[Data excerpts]
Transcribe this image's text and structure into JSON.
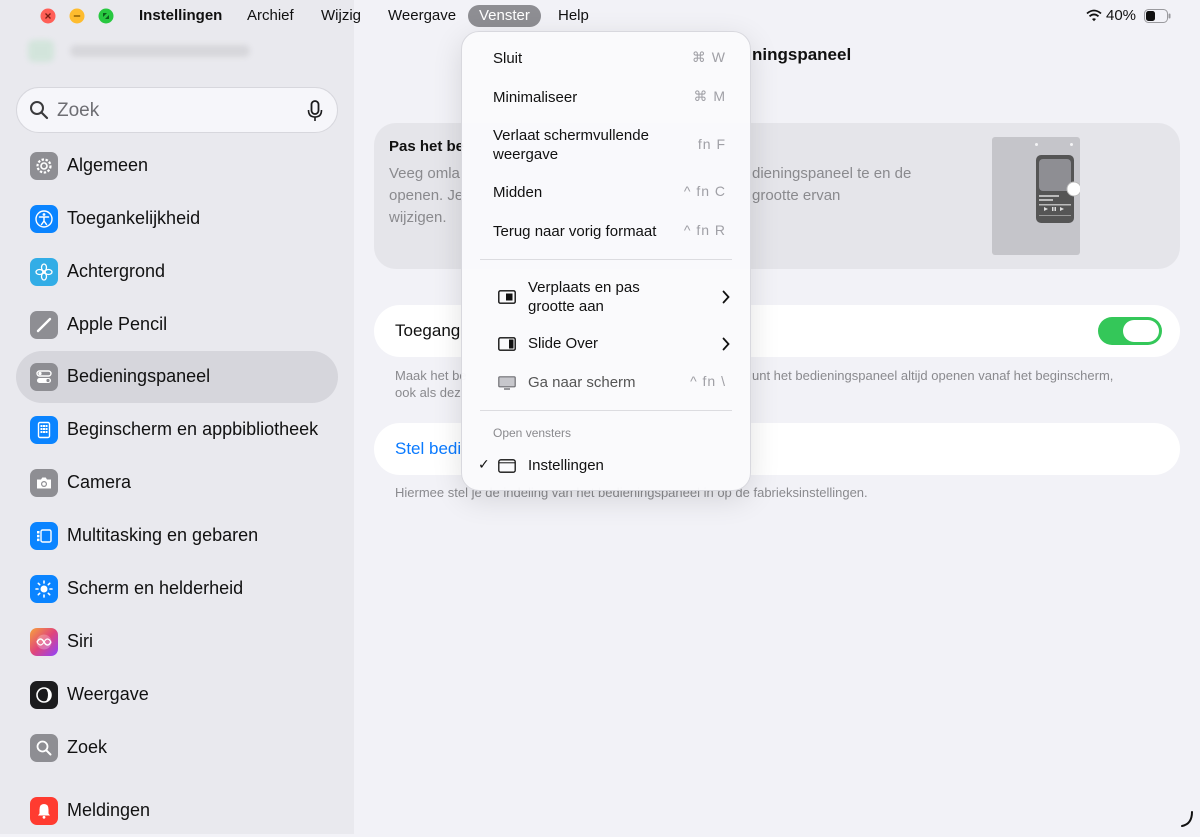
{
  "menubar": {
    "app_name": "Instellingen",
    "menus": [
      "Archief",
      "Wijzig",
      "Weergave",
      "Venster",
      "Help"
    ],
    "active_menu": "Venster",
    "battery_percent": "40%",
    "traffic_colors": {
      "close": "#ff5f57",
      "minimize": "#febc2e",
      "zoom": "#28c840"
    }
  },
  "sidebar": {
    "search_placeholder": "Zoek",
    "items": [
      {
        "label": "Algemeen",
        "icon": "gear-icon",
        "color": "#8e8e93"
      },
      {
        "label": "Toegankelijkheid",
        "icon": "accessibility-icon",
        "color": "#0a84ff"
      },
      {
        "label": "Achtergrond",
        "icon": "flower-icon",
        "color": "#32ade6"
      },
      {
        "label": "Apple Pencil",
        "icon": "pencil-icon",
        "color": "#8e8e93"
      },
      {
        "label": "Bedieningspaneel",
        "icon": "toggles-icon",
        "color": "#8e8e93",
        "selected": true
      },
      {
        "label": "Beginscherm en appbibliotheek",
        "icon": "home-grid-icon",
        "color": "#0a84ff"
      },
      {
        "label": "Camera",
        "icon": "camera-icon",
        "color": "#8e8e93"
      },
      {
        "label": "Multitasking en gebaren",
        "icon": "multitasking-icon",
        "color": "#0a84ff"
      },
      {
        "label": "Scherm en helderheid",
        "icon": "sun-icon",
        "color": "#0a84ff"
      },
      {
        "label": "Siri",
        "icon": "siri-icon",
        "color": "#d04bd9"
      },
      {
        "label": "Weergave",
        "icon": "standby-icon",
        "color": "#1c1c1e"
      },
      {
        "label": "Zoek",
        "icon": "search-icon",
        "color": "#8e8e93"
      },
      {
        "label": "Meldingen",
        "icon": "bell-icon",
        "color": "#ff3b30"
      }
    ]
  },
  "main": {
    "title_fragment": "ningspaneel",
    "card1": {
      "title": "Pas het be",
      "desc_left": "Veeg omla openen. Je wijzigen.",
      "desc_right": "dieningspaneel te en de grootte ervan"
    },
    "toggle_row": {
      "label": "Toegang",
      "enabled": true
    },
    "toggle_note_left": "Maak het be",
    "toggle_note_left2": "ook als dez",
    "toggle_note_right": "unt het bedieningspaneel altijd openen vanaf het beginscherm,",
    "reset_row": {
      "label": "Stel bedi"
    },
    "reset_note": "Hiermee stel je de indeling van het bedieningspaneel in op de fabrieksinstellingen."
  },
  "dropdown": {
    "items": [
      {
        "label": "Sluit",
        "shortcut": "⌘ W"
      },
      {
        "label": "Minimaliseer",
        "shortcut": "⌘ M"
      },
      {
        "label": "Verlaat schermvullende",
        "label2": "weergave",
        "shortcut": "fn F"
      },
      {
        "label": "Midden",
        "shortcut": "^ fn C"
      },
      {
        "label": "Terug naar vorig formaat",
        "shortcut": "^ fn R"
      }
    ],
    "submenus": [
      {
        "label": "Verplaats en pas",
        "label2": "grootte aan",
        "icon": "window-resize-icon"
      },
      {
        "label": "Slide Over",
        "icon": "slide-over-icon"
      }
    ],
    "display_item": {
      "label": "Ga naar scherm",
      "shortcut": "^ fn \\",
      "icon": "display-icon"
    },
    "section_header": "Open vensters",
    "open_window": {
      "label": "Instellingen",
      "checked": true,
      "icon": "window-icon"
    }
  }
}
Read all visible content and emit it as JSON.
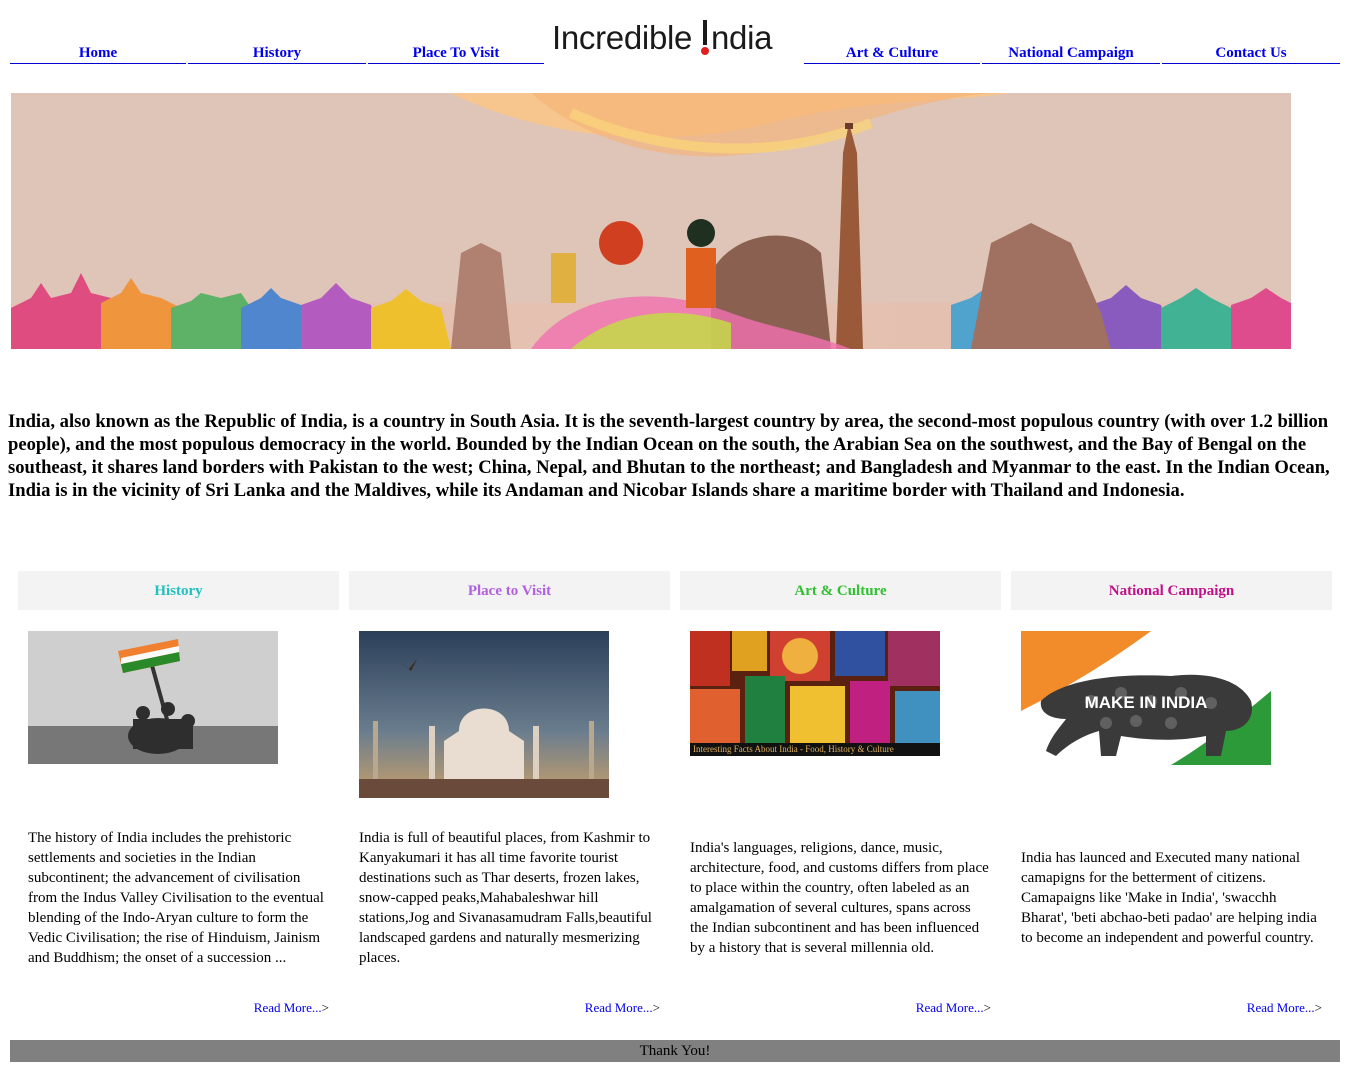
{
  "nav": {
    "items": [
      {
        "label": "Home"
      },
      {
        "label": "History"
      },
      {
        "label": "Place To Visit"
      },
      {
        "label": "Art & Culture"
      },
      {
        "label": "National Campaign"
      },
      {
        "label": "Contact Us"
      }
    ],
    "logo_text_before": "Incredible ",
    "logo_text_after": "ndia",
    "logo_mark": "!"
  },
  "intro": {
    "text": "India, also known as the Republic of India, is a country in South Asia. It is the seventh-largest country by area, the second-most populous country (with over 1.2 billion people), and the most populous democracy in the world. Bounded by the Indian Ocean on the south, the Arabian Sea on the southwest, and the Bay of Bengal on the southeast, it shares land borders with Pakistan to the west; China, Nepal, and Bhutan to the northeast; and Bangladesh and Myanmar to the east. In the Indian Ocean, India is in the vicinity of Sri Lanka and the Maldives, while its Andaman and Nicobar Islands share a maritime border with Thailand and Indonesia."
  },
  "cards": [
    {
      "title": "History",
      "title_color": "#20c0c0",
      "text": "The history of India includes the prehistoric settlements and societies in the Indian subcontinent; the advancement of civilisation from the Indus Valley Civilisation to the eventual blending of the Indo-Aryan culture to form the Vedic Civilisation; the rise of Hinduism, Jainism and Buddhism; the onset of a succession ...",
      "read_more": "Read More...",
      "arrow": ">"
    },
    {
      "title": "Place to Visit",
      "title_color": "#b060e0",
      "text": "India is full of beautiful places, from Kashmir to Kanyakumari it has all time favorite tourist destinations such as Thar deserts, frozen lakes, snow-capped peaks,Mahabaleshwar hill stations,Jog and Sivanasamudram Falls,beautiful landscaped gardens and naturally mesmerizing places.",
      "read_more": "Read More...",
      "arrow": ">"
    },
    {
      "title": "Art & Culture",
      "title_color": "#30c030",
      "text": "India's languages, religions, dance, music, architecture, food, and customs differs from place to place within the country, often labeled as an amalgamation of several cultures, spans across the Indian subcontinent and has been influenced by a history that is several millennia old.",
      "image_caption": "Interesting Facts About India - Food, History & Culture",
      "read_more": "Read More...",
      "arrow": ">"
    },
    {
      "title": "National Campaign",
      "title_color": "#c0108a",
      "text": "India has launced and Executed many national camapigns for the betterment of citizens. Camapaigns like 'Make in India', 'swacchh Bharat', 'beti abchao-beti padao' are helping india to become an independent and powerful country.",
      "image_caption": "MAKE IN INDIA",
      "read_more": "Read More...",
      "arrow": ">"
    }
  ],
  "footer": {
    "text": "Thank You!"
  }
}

_Requirement_. All of the material above should be reproduced exactly, except the pictures.

_Response_.
Transcribe this image's text and structure into JSON.
{
  "menubar": {
    "app_name": "Instellingen",
    "menus": [
      "Archief",
      "Wijzig",
      "Weergave",
      "Venster",
      "Help"
    ],
    "active_menu": "Venster",
    "battery_percent": "40%",
    "traffic_colors": {
      "close": "#ff5f57",
      "minimize": "#febc2e",
      "zoom": "#28c840"
    }
  },
  "sidebar": {
    "search_placeholder": "Zoek",
    "items": [
      {
        "label": "Algemeen",
        "icon": "gear-icon",
        "color": "#8e8e93"
      },
      {
        "label": "Toegankelijkheid",
        "icon": "accessibility-icon",
        "color": "#0a84ff"
      },
      {
        "label": "Achtergrond",
        "icon": "flower-icon",
        "color": "#32ade6"
      },
      {
        "label": "Apple Pencil",
        "icon": "pencil-icon",
        "color": "#8e8e93"
      },
      {
        "label": "Bedieningspaneel",
        "icon": "toggles-icon",
        "color": "#8e8e93",
        "selected": true
      },
      {
        "label": "Beginscherm en appbibliotheek",
        "icon": "home-grid-icon",
        "color": "#0a84ff"
      },
      {
        "label": "Camera",
        "icon": "camera-icon",
        "color": "#8e8e93"
      },
      {
        "label": "Multitasking en gebaren",
        "icon": "multitasking-icon",
        "color": "#0a84ff"
      },
      {
        "label": "Scherm en helderheid",
        "icon": "sun-icon",
        "color": "#0a84ff"
      },
      {
        "label": "Siri",
        "icon": "siri-icon",
        "color": "#d04bd9"
      },
      {
        "label": "Weergave",
        "icon": "standby-icon",
        "color": "#1c1c1e"
      },
      {
        "label": "Zoek",
        "icon": "search-icon",
        "color": "#8e8e93"
      },
      {
        "label": "Meldingen",
        "icon": "bell-icon",
        "color": "#ff3b30"
      }
    ]
  },
  "main": {
    "title_fragment": "ningspaneel",
    "card1": {
      "title": "Pas het be",
      "desc_left": "Veeg omla openen. Je wijzigen.",
      "desc_right": "dieningspaneel te en de grootte ervan"
    },
    "toggle_row": {
      "label": "Toegang",
      "enabled": true
    },
    "toggle_note_left": "Maak het be",
    "toggle_note_left2": "ook als dez",
    "toggle_note_right": "unt het bedieningspaneel altijd openen vanaf het beginscherm,",
    "reset_row": {
      "label": "Stel bedi"
    },
    "reset_note": "Hiermee stel je de indeling van het bedieningspaneel in op de fabrieksinstellingen."
  },
  "dropdown": {
    "items": [
      {
        "label": "Sluit",
        "shortcut": "⌘ W"
      },
      {
        "label": "Minimaliseer",
        "shortcut": "⌘ M"
      },
      {
        "label": "Verlaat schermvullende",
        "label2": "weergave",
        "shortcut": "fn F"
      },
      {
        "label": "Midden",
        "shortcut": "^ fn C"
      },
      {
        "label": "Terug naar vorig formaat",
        "shortcut": "^ fn R"
      }
    ],
    "submenus": [
      {
        "label": "Verplaats en pas",
        "label2": "grootte aan",
        "icon": "window-resize-icon"
      },
      {
        "label": "Slide Over",
        "icon": "slide-over-icon"
      }
    ],
    "display_item": {
      "label": "Ga naar scherm",
      "shortcut": "^ fn \\",
      "icon": "display-icon"
    },
    "section_header": "Open vensters",
    "open_window": {
      "label": "Instellingen",
      "checked": true,
      "icon": "window-icon"
    }
  }
}
Read all visible content and emit it as JSON.
{
  "nav": {
    "items": [
      {
        "label": "Home"
      },
      {
        "label": "History"
      },
      {
        "label": "Place To Visit"
      },
      {
        "label": "Art & Culture"
      },
      {
        "label": "National Campaign"
      },
      {
        "label": "Contact Us"
      }
    ],
    "logo_text_before": "Incredible ",
    "logo_text_after": "ndia",
    "logo_mark": "!"
  },
  "intro": {
    "text": "India, also known as the Republic of India, is a country in South Asia. It is the seventh-largest country by area, the second-most populous country (with over 1.2 billion people), and the most populous democracy in the world. Bounded by the Indian Ocean on the south, the Arabian Sea on the southwest, and the Bay of Bengal on the southeast, it shares land borders with Pakistan to the west; China, Nepal, and Bhutan to the northeast; and Bangladesh and Myanmar to the east. In the Indian Ocean, India is in the vicinity of Sri Lanka and the Maldives, while its Andaman and Nicobar Islands share a maritime border with Thailand and Indonesia."
  },
  "cards": [
    {
      "title": "History",
      "title_color": "#20c0c0",
      "text": "The history of India includes the prehistoric settlements and societies in the Indian subcontinent; the advancement of civilisation from the Indus Valley Civilisation to the eventual blending of the Indo-Aryan culture to form the Vedic Civilisation; the rise of Hinduism, Jainism and Buddhism; the onset of a succession ...",
      "read_more": "Read More...",
      "arrow": ">"
    },
    {
      "title": "Place to Visit",
      "title_color": "#b060e0",
      "text": "India is full of beautiful places, from Kashmir to Kanyakumari it has all time favorite tourist destinations such as Thar deserts, frozen lakes, snow-capped peaks,Mahabaleshwar hill stations,Jog and Sivanasamudram Falls,beautiful landscaped gardens and naturally mesmerizing places.",
      "read_more": "Read More...",
      "arrow": ">"
    },
    {
      "title": "Art & Culture",
      "title_color": "#30c030",
      "text": "India's languages, religions, dance, music, architecture, food, and customs differs from place to place within the country, often labeled as an amalgamation of several cultures, spans across the Indian subcontinent and has been influenced by a history that is several millennia old.",
      "image_caption": "Interesting Facts About India - Food, History & Culture",
      "read_more": "Read More...",
      "arrow": ">"
    },
    {
      "title": "National Campaign",
      "title_color": "#c0108a",
      "text": "India has launced and Executed many national camapigns for the betterment of citizens. Camapaigns like 'Make in India', 'swacchh Bharat', 'beti abchao-beti padao' are helping india to become an independent and powerful country.",
      "image_caption": "MAKE IN INDIA",
      "read_more": "Read More...",
      "arrow": ">"
    }
  ],
  "footer": {
    "text": "Thank You!"
  }
}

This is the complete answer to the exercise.